* Data rows *

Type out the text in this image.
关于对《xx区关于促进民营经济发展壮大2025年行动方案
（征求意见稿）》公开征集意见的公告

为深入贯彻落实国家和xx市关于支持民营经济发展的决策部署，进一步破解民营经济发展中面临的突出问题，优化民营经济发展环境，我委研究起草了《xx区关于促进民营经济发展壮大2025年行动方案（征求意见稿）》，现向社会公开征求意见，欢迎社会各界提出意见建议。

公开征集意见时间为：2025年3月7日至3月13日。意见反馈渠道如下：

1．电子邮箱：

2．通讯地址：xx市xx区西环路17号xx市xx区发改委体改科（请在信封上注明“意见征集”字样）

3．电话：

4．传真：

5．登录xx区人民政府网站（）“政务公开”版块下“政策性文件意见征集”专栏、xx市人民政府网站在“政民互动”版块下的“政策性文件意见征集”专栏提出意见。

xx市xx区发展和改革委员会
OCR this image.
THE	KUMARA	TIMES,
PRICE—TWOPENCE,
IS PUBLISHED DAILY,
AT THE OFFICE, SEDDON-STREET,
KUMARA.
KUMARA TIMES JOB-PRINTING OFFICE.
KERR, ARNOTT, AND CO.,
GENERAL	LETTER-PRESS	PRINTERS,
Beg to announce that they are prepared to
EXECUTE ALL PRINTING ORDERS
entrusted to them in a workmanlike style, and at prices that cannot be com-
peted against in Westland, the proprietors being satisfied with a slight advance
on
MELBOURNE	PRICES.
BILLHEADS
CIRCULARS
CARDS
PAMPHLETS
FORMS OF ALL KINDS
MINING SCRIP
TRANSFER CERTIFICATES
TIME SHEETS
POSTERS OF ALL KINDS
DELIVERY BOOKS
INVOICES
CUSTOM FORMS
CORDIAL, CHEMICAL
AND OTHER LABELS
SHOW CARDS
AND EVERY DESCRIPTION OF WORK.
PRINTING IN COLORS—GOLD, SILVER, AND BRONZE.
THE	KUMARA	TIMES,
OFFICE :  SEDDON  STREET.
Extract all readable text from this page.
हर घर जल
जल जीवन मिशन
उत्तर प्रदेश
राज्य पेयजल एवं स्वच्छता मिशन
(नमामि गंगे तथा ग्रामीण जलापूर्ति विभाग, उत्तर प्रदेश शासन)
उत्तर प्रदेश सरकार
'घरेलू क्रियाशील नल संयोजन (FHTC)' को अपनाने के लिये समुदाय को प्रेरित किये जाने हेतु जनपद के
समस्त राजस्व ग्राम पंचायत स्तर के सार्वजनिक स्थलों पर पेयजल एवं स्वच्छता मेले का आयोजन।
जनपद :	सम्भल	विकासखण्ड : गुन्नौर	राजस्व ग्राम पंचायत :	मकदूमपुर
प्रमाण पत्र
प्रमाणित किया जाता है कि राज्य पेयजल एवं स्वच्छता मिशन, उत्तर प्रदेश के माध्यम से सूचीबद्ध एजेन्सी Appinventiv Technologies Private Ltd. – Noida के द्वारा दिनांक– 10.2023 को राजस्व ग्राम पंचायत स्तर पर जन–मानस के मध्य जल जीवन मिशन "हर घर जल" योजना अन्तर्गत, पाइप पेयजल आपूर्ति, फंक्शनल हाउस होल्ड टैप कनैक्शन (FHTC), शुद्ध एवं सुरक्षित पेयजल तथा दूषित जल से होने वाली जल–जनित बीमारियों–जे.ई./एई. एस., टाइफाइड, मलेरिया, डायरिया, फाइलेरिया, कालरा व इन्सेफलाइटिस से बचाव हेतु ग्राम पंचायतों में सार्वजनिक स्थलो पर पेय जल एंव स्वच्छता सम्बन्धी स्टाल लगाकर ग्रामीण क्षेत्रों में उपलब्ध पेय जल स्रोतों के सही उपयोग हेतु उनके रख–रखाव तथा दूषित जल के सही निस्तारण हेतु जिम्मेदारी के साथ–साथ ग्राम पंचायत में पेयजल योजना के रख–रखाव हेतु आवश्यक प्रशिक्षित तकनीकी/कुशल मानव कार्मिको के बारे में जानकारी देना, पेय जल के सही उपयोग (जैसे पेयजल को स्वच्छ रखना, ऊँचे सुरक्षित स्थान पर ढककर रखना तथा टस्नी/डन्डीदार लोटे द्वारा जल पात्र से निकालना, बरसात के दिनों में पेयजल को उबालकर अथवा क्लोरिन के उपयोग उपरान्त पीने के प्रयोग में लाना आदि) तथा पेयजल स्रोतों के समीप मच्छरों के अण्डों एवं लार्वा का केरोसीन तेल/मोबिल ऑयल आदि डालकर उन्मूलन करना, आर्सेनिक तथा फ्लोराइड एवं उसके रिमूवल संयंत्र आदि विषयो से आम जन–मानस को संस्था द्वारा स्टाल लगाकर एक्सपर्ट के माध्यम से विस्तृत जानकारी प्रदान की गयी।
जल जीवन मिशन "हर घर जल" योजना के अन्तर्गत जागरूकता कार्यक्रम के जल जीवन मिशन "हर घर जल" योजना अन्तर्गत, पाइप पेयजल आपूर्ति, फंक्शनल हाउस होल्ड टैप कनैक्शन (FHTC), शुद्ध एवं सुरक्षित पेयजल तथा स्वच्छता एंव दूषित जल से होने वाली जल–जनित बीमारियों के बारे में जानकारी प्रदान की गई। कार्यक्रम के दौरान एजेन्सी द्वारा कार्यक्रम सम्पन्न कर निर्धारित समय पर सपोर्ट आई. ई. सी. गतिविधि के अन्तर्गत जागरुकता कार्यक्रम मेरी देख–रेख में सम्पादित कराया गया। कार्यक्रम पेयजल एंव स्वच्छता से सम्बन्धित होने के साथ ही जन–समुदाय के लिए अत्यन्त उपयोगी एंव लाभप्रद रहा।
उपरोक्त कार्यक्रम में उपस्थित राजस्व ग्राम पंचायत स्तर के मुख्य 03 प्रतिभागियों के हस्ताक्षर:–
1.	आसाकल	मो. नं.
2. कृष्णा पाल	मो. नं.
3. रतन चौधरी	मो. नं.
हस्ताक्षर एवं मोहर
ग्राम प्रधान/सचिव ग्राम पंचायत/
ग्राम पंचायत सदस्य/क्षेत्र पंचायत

* Problem description *
All of the entries above should be written out again exactly.

* Solved exercise *
Type out the text in this image.
关于对《xx区关于促进民营经济发展壮大2025年行动方案
（征求意见稿）》公开征集意见的公告

为深入贯彻落实国家和xx市关于支持民营经济发展的决策部署，进一步破解民营经济发展中面临的突出问题，优化民营经济发展环境，我委研究起草了《xx区关于促进民营经济发展壮大2025年行动方案（征求意见稿）》，现向社会公开征求意见，欢迎社会各界提出意见建议。

公开征集意见时间为：2025年3月7日至3月13日。意见反馈渠道如下：

1．电子邮箱：

2．通讯地址：xx市xx区西环路17号xx市xx区发改委体改科（请在信封上注明“意见征集”字样）

3．电话：

4．传真：

5．登录xx区人民政府网站（）“政务公开”版块下“政策性文件意见征集”专栏、xx市人民政府网站在“政民互动”版块下的“政策性文件意见征集”专栏提出意见。

xx市xx区发展和改革委员会
OCR this image.
THE	KUMARA	TIMES,
PRICE—TWOPENCE,
IS PUBLISHED DAILY,
AT THE OFFICE, SEDDON-STREET,
KUMARA.
KUMARA TIMES JOB-PRINTING OFFICE.
KERR, ARNOTT, AND CO.,
GENERAL	LETTER-PRESS	PRINTERS,
Beg to announce that they are prepared to
EXECUTE ALL PRINTING ORDERS
entrusted to them in a workmanlike style, and at prices that cannot be com-
peted against in Westland, the proprietors being satisfied with a slight advance
on
MELBOURNE	PRICES.
BILLHEADS
CIRCULARS
CARDS
PAMPHLETS
FORMS OF ALL KINDS
MINING SCRIP
TRANSFER CERTIFICATES
TIME SHEETS
POSTERS OF ALL KINDS
DELIVERY BOOKS
INVOICES
CUSTOM FORMS
CORDIAL, CHEMICAL
AND OTHER LABELS
SHOW CARDS
AND EVERY DESCRIPTION OF WORK.
PRINTING IN COLORS—GOLD, SILVER, AND BRONZE.
THE	KUMARA	TIMES,
OFFICE :  SEDDON  STREET.
Extract all readable text from this page.
हर घर जल
जल जीवन मिशन
उत्तर प्रदेश
राज्य पेयजल एवं स्वच्छता मिशन
(नमामि गंगे तथा ग्रामीण जलापूर्ति विभाग, उत्तर प्रदेश शासन)
उत्तर प्रदेश सरकार
'घरेलू क्रियाशील नल संयोजन (FHTC)' को अपनाने के लिये समुदाय को प्रेरित किये जाने हेतु जनपद के
समस्त राजस्व ग्राम पंचायत स्तर के सार्वजनिक स्थलों पर पेयजल एवं स्वच्छता मेले का आयोजन।
जनपद :	सम्भल	विकासखण्ड : गुन्नौर	राजस्व ग्राम पंचायत :	मकदूमपुर
प्रमाण पत्र
प्रमाणित किया जाता है कि राज्य पेयजल एवं स्वच्छता मिशन, उत्तर प्रदेश के माध्यम से सूचीबद्ध एजेन्सी Appinventiv Technologies Private Ltd. – Noida के द्वारा दिनांक– 10.2023 को राजस्व ग्राम पंचायत स्तर पर जन–मानस के मध्य जल जीवन मिशन "हर घर जल" योजना अन्तर्गत, पाइप पेयजल आपूर्ति, फंक्शनल हाउस होल्ड टैप कनैक्शन (FHTC), शुद्ध एवं सुरक्षित पेयजल तथा दूषित जल से होने वाली जल–जनित बीमारियों–जे.ई./एई. एस., टाइफाइड, मलेरिया, डायरिया, फाइलेरिया, कालरा व इन्सेफलाइटिस से बचाव हेतु ग्राम पंचायतों में सार्वजनिक स्थलो पर पेय जल एंव स्वच्छता सम्बन्धी स्टाल लगाकर ग्रामीण क्षेत्रों में उपलब्ध पेय जल स्रोतों के सही उपयोग हेतु उनके रख–रखाव तथा दूषित जल के सही निस्तारण हेतु जिम्मेदारी के साथ–साथ ग्राम पंचायत में पेयजल योजना के रख–रखाव हेतु आवश्यक प्रशिक्षित तकनीकी/कुशल मानव कार्मिको के बारे में जानकारी देना, पेय जल के सही उपयोग (जैसे पेयजल को स्वच्छ रखना, ऊँचे सुरक्षित स्थान पर ढककर रखना तथा टस्नी/डन्डीदार लोटे द्वारा जल पात्र से निकालना, बरसात के दिनों में पेयजल को उबालकर अथवा क्लोरिन के उपयोग उपरान्त पीने के प्रयोग में लाना आदि) तथा पेयजल स्रोतों के समीप मच्छरों के अण्डों एवं लार्वा का केरोसीन तेल/मोबिल ऑयल आदि डालकर उन्मूलन करना, आर्सेनिक तथा फ्लोराइड एवं उसके रिमूवल संयंत्र आदि विषयो से आम जन–मानस को संस्था द्वारा स्टाल लगाकर एक्सपर्ट के माध्यम से विस्तृत जानकारी प्रदान की गयी।
जल जीवन मिशन "हर घर जल" योजना के अन्तर्गत जागरूकता कार्यक्रम के जल जीवन मिशन "हर घर जल" योजना अन्तर्गत, पाइप पेयजल आपूर्ति, फंक्शनल हाउस होल्ड टैप कनैक्शन (FHTC), शुद्ध एवं सुरक्षित पेयजल तथा स्वच्छता एंव दूषित जल से होने वाली जल–जनित बीमारियों के बारे में जानकारी प्रदान की गई। कार्यक्रम के दौरान एजेन्सी द्वारा कार्यक्रम सम्पन्न कर निर्धारित समय पर सपोर्ट आई. ई. सी. गतिविधि के अन्तर्गत जागरुकता कार्यक्रम मेरी देख–रेख में सम्पादित कराया गया। कार्यक्रम पेयजल एंव स्वच्छता से सम्बन्धित होने के साथ ही जन–समुदाय के लिए अत्यन्त उपयोगी एंव लाभप्रद रहा।
उपरोक्त कार्यक्रम में उपस्थित राजस्व ग्राम पंचायत स्तर के मुख्य 03 प्रतिभागियों के हस्ताक्षर:–
1.	आसाकल	मो. नं.
2. कृष्णा पाल	मो. नं.
3. रतन चौधरी	मो. नं.
हस्ताक्षर एवं मोहर
ग्राम प्रधान/सचिव ग्राम पंचायत/
ग्राम पंचायत सदस्य/क्षेत्र पंचायत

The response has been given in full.